══ Provided data ══

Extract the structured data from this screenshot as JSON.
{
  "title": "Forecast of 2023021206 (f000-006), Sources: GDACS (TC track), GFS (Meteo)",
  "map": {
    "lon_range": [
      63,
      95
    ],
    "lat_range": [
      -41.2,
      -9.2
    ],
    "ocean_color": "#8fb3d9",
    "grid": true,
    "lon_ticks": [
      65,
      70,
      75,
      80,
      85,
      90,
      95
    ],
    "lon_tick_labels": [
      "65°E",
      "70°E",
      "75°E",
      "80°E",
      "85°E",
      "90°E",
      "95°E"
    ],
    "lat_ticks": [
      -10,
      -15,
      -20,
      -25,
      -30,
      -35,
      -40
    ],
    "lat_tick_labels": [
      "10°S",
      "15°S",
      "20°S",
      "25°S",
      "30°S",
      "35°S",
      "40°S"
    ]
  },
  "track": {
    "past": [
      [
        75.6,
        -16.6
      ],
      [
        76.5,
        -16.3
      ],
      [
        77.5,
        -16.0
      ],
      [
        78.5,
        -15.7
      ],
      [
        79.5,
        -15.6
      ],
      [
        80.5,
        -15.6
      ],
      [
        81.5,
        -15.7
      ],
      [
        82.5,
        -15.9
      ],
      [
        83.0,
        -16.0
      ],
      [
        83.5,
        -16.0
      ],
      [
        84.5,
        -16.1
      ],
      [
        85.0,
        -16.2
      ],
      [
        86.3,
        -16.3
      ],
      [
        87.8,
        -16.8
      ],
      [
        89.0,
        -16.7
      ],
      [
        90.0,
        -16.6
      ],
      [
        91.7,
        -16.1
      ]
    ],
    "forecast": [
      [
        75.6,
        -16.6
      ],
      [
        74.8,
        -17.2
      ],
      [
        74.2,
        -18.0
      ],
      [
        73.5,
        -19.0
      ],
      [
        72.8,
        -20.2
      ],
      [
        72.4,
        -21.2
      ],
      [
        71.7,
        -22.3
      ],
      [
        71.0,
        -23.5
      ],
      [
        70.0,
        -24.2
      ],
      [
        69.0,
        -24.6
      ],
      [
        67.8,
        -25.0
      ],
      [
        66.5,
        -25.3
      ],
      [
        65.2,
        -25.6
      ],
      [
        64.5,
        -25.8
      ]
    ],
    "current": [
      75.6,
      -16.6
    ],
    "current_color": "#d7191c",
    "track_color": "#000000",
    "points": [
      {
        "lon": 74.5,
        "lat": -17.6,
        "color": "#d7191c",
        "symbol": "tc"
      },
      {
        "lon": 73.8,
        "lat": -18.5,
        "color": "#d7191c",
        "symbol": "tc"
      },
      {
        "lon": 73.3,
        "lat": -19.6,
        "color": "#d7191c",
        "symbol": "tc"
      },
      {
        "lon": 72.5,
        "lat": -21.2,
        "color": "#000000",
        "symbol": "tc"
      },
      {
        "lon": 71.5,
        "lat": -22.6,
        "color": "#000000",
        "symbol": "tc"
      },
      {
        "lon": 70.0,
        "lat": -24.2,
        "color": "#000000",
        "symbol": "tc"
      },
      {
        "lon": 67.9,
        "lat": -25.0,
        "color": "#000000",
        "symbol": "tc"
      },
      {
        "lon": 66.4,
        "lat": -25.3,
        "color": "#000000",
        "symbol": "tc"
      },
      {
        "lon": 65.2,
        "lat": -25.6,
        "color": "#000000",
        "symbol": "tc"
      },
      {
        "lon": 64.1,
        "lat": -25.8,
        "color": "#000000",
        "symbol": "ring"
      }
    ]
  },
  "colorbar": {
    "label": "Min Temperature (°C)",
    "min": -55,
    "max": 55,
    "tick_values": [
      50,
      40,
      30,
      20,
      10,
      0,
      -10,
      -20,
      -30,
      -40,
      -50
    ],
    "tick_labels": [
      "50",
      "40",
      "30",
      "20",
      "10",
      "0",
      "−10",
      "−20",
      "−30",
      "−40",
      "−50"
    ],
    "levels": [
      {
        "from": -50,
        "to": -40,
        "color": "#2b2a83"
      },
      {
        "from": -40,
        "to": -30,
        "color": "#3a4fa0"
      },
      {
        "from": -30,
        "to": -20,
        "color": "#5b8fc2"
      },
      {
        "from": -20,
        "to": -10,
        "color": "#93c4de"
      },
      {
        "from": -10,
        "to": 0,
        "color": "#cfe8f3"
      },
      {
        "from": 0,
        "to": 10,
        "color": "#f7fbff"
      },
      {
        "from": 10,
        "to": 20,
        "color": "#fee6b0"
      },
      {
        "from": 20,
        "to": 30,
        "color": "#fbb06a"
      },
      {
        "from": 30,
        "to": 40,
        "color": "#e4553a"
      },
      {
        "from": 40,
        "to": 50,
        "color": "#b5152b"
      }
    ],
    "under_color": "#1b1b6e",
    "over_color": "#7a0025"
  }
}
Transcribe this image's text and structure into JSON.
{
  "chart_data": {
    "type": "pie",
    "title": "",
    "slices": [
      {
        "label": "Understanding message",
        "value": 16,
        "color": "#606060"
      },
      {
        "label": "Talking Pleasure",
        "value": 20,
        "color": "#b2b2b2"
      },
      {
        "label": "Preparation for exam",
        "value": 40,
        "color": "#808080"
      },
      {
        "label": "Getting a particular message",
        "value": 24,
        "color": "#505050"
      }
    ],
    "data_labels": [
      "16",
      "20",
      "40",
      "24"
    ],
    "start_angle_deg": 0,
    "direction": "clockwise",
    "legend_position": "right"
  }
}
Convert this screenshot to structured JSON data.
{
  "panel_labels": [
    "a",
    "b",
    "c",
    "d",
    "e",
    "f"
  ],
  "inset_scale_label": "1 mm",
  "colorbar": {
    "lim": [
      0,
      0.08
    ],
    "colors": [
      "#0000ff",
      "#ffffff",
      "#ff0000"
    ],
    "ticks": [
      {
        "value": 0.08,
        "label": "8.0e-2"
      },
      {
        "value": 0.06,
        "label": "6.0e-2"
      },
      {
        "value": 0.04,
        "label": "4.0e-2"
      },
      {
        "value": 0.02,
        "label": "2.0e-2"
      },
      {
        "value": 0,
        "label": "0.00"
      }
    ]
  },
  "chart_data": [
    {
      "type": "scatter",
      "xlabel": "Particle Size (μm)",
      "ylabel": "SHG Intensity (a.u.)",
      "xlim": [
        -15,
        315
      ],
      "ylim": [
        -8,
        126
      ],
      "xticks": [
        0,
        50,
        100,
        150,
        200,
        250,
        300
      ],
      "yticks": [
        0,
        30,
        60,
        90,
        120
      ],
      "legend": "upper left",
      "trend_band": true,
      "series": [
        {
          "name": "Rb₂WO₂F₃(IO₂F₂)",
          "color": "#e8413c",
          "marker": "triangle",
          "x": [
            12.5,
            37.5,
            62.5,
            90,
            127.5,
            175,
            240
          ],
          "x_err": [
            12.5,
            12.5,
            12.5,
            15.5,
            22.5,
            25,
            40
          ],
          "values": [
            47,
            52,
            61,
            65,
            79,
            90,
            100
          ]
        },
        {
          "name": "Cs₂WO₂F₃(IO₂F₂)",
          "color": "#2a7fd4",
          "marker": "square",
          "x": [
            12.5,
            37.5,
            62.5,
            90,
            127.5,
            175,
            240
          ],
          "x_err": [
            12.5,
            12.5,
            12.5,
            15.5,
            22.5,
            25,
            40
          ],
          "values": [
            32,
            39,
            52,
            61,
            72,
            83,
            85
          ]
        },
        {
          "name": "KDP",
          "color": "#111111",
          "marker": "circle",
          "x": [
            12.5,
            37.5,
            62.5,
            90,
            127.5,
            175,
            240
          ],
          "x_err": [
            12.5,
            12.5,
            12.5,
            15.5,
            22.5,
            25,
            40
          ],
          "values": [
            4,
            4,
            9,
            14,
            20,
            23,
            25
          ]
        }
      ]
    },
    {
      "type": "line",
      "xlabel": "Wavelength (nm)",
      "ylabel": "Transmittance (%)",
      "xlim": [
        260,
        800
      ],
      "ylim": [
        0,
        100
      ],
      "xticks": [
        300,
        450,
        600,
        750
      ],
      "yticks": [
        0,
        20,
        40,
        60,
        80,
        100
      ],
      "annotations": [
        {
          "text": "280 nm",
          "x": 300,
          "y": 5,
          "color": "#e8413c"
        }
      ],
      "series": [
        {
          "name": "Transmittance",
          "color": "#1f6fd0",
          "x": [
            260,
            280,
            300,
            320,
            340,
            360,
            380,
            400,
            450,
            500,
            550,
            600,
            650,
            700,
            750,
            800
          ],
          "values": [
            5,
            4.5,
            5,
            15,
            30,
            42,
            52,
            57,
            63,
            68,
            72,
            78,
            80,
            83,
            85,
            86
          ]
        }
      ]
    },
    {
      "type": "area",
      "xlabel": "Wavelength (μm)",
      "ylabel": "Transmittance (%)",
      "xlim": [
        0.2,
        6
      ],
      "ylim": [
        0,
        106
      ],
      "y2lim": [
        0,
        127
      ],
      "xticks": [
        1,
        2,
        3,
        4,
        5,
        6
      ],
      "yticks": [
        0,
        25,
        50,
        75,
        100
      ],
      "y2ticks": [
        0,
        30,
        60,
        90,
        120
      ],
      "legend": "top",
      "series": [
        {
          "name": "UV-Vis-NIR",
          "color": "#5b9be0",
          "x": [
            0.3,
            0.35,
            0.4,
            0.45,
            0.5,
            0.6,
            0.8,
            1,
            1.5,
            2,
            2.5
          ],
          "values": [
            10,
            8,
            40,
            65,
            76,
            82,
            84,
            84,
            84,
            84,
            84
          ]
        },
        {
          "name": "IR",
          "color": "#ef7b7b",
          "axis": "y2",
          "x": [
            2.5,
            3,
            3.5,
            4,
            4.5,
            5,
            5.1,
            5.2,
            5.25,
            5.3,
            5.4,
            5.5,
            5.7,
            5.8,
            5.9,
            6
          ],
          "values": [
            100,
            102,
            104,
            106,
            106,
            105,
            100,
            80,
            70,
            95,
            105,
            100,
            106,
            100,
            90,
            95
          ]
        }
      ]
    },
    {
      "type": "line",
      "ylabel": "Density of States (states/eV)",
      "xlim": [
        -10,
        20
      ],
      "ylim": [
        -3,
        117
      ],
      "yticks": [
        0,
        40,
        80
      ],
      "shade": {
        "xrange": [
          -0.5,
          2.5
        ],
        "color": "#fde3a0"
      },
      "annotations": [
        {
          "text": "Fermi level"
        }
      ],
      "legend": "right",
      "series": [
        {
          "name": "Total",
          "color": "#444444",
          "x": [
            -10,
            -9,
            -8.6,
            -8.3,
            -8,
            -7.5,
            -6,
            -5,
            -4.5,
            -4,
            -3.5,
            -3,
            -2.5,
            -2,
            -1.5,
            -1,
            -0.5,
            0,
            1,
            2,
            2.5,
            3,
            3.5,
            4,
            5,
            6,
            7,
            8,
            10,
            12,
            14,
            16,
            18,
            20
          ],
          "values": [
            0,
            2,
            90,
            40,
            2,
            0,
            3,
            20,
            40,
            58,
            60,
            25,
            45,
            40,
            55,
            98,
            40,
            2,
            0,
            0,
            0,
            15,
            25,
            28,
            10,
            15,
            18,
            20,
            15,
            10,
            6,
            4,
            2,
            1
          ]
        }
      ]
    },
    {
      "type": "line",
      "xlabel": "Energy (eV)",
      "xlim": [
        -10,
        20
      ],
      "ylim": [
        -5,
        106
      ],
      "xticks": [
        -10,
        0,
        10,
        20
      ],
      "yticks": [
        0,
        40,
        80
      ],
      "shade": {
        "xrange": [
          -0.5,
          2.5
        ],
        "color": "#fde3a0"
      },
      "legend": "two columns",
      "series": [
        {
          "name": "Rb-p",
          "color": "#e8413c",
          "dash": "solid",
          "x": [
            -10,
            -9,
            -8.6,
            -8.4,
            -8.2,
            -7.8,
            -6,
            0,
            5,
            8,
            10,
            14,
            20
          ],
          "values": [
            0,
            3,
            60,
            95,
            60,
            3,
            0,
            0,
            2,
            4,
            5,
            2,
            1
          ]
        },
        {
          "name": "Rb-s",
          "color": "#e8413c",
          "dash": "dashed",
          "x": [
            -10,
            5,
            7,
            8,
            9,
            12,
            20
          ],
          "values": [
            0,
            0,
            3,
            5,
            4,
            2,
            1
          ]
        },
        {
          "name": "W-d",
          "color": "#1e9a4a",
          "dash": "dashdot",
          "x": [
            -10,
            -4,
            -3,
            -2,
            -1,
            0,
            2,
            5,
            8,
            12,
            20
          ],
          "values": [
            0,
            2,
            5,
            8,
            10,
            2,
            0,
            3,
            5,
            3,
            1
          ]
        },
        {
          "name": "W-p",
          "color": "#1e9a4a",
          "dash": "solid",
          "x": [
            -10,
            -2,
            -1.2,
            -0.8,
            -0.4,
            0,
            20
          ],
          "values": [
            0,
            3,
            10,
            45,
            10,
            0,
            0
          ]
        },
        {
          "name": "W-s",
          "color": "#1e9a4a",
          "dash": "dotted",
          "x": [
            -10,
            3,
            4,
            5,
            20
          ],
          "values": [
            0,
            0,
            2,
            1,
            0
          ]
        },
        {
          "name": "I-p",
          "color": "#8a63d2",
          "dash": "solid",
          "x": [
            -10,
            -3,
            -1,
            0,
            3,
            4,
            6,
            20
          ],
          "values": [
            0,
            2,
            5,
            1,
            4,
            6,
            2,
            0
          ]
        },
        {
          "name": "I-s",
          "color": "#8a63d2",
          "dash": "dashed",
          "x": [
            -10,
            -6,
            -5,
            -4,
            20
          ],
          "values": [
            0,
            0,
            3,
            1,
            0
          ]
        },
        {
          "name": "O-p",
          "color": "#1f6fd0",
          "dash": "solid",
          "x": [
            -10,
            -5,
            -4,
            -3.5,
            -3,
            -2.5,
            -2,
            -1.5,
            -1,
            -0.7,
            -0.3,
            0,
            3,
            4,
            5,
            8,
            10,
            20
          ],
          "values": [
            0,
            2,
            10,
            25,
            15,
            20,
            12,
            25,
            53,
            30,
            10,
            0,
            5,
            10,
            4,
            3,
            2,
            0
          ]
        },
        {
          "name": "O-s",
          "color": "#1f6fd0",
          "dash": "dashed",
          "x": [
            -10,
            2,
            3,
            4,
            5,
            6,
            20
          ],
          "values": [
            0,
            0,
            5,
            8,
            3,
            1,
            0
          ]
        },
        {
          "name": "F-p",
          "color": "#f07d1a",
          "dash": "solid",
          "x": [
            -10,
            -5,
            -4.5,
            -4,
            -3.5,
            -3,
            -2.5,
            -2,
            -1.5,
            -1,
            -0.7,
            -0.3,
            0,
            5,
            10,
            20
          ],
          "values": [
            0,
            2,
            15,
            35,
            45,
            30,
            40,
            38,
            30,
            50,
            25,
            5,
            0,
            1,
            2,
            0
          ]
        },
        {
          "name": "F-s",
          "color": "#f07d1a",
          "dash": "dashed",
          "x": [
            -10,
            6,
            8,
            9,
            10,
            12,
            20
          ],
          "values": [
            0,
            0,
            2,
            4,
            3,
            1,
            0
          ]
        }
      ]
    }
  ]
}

═══

▶ _Instruction_: Pick out each line that holds the string "screenshot".

▶ _Completed task_:
Extract the structured data from this screenshot as JSON.
Convert this screenshot to structured JSON data.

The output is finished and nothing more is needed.